TASK INSTRUCTIONS:
Without altering anything, output the material below.
+---+
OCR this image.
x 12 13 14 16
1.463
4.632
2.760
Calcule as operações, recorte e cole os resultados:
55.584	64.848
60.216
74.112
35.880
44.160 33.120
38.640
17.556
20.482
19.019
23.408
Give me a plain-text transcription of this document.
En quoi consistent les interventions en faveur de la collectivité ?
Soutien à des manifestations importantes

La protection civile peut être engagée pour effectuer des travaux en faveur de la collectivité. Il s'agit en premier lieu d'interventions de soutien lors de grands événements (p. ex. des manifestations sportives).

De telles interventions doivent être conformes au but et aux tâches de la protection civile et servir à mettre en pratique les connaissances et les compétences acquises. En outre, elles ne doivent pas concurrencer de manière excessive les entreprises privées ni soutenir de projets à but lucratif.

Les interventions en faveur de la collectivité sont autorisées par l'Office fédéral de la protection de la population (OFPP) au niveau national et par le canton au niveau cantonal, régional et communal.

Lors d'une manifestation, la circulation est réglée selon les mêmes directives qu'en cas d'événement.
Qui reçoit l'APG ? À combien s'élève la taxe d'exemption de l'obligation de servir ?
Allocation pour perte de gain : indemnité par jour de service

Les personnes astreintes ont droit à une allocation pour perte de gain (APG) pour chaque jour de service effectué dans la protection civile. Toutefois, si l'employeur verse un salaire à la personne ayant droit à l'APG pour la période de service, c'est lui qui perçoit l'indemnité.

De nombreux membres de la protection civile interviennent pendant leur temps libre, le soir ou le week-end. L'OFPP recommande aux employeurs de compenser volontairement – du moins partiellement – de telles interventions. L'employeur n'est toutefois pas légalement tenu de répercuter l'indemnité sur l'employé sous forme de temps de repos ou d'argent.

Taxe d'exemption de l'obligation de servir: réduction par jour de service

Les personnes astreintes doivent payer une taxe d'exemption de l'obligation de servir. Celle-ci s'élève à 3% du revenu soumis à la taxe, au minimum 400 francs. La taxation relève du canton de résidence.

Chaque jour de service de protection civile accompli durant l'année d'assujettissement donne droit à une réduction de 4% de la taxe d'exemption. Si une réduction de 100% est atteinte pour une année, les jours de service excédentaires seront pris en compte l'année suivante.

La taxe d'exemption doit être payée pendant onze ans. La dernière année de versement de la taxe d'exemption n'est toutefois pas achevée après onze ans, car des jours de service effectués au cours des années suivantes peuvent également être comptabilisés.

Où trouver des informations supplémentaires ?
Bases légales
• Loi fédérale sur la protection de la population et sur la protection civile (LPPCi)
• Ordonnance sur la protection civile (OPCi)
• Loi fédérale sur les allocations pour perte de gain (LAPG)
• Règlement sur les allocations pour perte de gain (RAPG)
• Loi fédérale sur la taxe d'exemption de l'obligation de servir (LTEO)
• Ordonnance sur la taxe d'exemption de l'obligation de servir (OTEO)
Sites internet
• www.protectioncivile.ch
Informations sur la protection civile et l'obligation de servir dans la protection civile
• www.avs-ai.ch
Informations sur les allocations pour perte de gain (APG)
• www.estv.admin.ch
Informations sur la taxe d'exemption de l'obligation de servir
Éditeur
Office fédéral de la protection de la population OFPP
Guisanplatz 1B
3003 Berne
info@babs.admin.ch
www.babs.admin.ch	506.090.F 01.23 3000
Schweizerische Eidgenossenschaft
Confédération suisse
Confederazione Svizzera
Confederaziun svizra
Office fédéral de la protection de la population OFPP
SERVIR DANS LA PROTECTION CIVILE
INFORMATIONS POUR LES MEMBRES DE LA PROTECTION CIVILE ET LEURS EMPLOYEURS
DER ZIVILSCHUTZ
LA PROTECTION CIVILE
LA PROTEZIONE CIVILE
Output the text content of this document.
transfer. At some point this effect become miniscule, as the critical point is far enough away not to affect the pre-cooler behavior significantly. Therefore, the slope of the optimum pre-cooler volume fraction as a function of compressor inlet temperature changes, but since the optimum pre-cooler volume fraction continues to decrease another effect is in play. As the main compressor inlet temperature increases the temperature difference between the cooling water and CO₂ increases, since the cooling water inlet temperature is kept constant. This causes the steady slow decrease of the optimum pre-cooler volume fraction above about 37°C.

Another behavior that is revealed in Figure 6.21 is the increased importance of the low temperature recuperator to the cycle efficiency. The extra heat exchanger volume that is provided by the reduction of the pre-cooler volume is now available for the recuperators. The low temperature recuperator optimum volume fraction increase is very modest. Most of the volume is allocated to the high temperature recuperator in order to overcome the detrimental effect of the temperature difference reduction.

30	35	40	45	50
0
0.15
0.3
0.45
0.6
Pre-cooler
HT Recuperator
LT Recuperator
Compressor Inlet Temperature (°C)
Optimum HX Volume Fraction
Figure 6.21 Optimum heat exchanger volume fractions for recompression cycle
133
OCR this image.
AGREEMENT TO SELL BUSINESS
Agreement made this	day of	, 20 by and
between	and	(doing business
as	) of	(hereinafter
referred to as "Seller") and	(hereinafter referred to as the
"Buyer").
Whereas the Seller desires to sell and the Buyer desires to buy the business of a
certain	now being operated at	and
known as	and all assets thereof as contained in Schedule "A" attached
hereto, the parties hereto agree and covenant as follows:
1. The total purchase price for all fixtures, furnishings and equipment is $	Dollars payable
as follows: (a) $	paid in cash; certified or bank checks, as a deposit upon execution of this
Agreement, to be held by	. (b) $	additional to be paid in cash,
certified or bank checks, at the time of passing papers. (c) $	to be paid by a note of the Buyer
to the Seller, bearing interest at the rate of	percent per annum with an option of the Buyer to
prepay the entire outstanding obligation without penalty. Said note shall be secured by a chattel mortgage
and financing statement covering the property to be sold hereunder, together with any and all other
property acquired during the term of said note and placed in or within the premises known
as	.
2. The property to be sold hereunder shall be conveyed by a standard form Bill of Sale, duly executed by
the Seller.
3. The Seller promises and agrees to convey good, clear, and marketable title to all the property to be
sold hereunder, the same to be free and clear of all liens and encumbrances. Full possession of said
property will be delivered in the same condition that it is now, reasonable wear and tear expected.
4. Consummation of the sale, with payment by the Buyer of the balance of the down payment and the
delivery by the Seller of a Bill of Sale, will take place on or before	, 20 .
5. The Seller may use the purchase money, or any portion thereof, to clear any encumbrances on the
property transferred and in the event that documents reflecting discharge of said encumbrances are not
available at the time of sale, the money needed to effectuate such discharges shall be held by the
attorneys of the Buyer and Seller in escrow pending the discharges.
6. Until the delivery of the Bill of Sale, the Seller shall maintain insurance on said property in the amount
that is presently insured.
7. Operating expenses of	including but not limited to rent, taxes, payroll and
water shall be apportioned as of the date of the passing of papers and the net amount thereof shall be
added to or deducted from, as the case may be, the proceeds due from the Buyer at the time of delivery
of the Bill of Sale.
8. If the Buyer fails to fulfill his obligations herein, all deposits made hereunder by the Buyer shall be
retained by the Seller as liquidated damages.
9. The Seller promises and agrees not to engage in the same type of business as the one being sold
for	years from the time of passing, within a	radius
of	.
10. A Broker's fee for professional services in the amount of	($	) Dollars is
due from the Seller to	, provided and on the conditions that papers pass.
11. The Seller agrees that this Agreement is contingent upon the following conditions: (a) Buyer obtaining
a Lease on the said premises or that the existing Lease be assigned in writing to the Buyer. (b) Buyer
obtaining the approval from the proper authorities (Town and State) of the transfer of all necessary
+---+
EXPECTED OUTPUT:
OCR this image.
x 12 13 14 16
1.463
4.632
2.760
Calcule as operações, recorte e cole os resultados:
55.584	64.848
60.216
74.112
35.880
44.160 33.120
38.640
17.556
20.482
19.019
23.408
Give me a plain-text transcription of this document.
En quoi consistent les interventions en faveur de la collectivité ?
Soutien à des manifestations importantes

La protection civile peut être engagée pour effectuer des travaux en faveur de la collectivité. Il s'agit en premier lieu d'interventions de soutien lors de grands événements (p. ex. des manifestations sportives).

De telles interventions doivent être conformes au but et aux tâches de la protection civile et servir à mettre en pratique les connaissances et les compétences acquises. En outre, elles ne doivent pas concurrencer de manière excessive les entreprises privées ni soutenir de projets à but lucratif.

Les interventions en faveur de la collectivité sont autorisées par l'Office fédéral de la protection de la population (OFPP) au niveau national et par le canton au niveau cantonal, régional et communal.

Lors d'une manifestation, la circulation est réglée selon les mêmes directives qu'en cas d'événement.
Qui reçoit l'APG ? À combien s'élève la taxe d'exemption de l'obligation de servir ?
Allocation pour perte de gain : indemnité par jour de service

Les personnes astreintes ont droit à une allocation pour perte de gain (APG) pour chaque jour de service effectué dans la protection civile. Toutefois, si l'employeur verse un salaire à la personne ayant droit à l'APG pour la période de service, c'est lui qui perçoit l'indemnité.

De nombreux membres de la protection civile interviennent pendant leur temps libre, le soir ou le week-end. L'OFPP recommande aux employeurs de compenser volontairement – du moins partiellement – de telles interventions. L'employeur n'est toutefois pas légalement tenu de répercuter l'indemnité sur l'employé sous forme de temps de repos ou d'argent.

Taxe d'exemption de l'obligation de servir: réduction par jour de service

Les personnes astreintes doivent payer une taxe d'exemption de l'obligation de servir. Celle-ci s'élève à 3% du revenu soumis à la taxe, au minimum 400 francs. La taxation relève du canton de résidence.

Chaque jour de service de protection civile accompli durant l'année d'assujettissement donne droit à une réduction de 4% de la taxe d'exemption. Si une réduction de 100% est atteinte pour une année, les jours de service excédentaires seront pris en compte l'année suivante.

La taxe d'exemption doit être payée pendant onze ans. La dernière année de versement de la taxe d'exemption n'est toutefois pas achevée après onze ans, car des jours de service effectués au cours des années suivantes peuvent également être comptabilisés.

Où trouver des informations supplémentaires ?
Bases légales
• Loi fédérale sur la protection de la population et sur la protection civile (LPPCi)
• Ordonnance sur la protection civile (OPCi)
• Loi fédérale sur les allocations pour perte de gain (LAPG)
• Règlement sur les allocations pour perte de gain (RAPG)
• Loi fédérale sur la taxe d'exemption de l'obligation de servir (LTEO)
• Ordonnance sur la taxe d'exemption de l'obligation de servir (OTEO)
Sites internet
• www.protectioncivile.ch
Informations sur la protection civile et l'obligation de servir dans la protection civile
• www.avs-ai.ch
Informations sur les allocations pour perte de gain (APG)
• www.estv.admin.ch
Informations sur la taxe d'exemption de l'obligation de servir
Éditeur
Office fédéral de la protection de la population OFPP
Guisanplatz 1B
3003 Berne
info@babs.admin.ch
www.babs.admin.ch	506.090.F 01.23 3000
Schweizerische Eidgenossenschaft
Confédération suisse
Confederazione Svizzera
Confederaziun svizra
Office fédéral de la protection de la population OFPP
SERVIR DANS LA PROTECTION CIVILE
INFORMATIONS POUR LES MEMBRES DE LA PROTECTION CIVILE ET LEURS EMPLOYEURS
DER ZIVILSCHUTZ
LA PROTECTION CIVILE
LA PROTEZIONE CIVILE
Output the text content of this document.
transfer. At some point this effect become miniscule, as the critical point is far enough away not to affect the pre-cooler behavior significantly. Therefore, the slope of the optimum pre-cooler volume fraction as a function of compressor inlet temperature changes, but since the optimum pre-cooler volume fraction continues to decrease another effect is in play. As the main compressor inlet temperature increases the temperature difference between the cooling water and CO₂ increases, since the cooling water inlet temperature is kept constant. This causes the steady slow decrease of the optimum pre-cooler volume fraction above about 37°C.

Another behavior that is revealed in Figure 6.21 is the increased importance of the low temperature recuperator to the cycle efficiency. The extra heat exchanger volume that is provided by the reduction of the pre-cooler volume is now available for the recuperators. The low temperature recuperator optimum volume fraction increase is very modest. Most of the volume is allocated to the high temperature recuperator in order to overcome the detrimental effect of the temperature difference reduction.

30	35	40	45	50
0
0.15
0.3
0.45
0.6
Pre-cooler
HT Recuperator
LT Recuperator
Compressor Inlet Temperature (°C)
Optimum HX Volume Fraction
Figure 6.21 Optimum heat exchanger volume fractions for recompression cycle
133
OCR this image.
AGREEMENT TO SELL BUSINESS
Agreement made this	day of	, 20 by and
between	and	(doing business
as	) of	(hereinafter
referred to as "Seller") and	(hereinafter referred to as the
"Buyer").
Whereas the Seller desires to sell and the Buyer desires to buy the business of a
certain	now being operated at	and
known as	and all assets thereof as contained in Schedule "A" attached
hereto, the parties hereto agree and covenant as follows:
1. The total purchase price for all fixtures, furnishings and equipment is $	Dollars payable
as follows: (a) $	paid in cash; certified or bank checks, as a deposit upon execution of this
Agreement, to be held by	. (b) $	additional to be paid in cash,
certified or bank checks, at the time of passing papers. (c) $	to be paid by a note of the Buyer
to the Seller, bearing interest at the rate of	percent per annum with an option of the Buyer to
prepay the entire outstanding obligation without penalty. Said note shall be secured by a chattel mortgage
and financing statement covering the property to be sold hereunder, together with any and all other
property acquired during the term of said note and placed in or within the premises known
as	.
2. The property to be sold hereunder shall be conveyed by a standard form Bill of Sale, duly executed by
the Seller.
3. The Seller promises and agrees to convey good, clear, and marketable title to all the property to be
sold hereunder, the same to be free and clear of all liens and encumbrances. Full possession of said
property will be delivered in the same condition that it is now, reasonable wear and tear expected.
4. Consummation of the sale, with payment by the Buyer of the balance of the down payment and the
delivery by the Seller of a Bill of Sale, will take place on or before	, 20 .
5. The Seller may use the purchase money, or any portion thereof, to clear any encumbrances on the
property transferred and in the event that documents reflecting discharge of said encumbrances are not
available at the time of sale, the money needed to effectuate such discharges shall be held by the
attorneys of the Buyer and Seller in escrow pending the discharges.
6. Until the delivery of the Bill of Sale, the Seller shall maintain insurance on said property in the amount
that is presently insured.
7. Operating expenses of	including but not limited to rent, taxes, payroll and
water shall be apportioned as of the date of the passing of papers and the net amount thereof shall be
added to or deducted from, as the case may be, the proceeds due from the Buyer at the time of delivery
of the Bill of Sale.
8. If the Buyer fails to fulfill his obligations herein, all deposits made hereunder by the Buyer shall be
retained by the Seller as liquidated damages.
9. The Seller promises and agrees not to engage in the same type of business as the one being sold
for	years from the time of passing, within a	radius
of	.
10. A Broker's fee for professional services in the amount of	($	) Dollars is
due from the Seller to	, provided and on the conditions that papers pass.
11. The Seller agrees that this Agreement is contingent upon the following conditions: (a) Buyer obtaining
a Lease on the said premises or that the existing Lease be assigned in writing to the Buyer. (b) Buyer
obtaining the approval from the proper authorities (Town and State) of the transfer of all necessary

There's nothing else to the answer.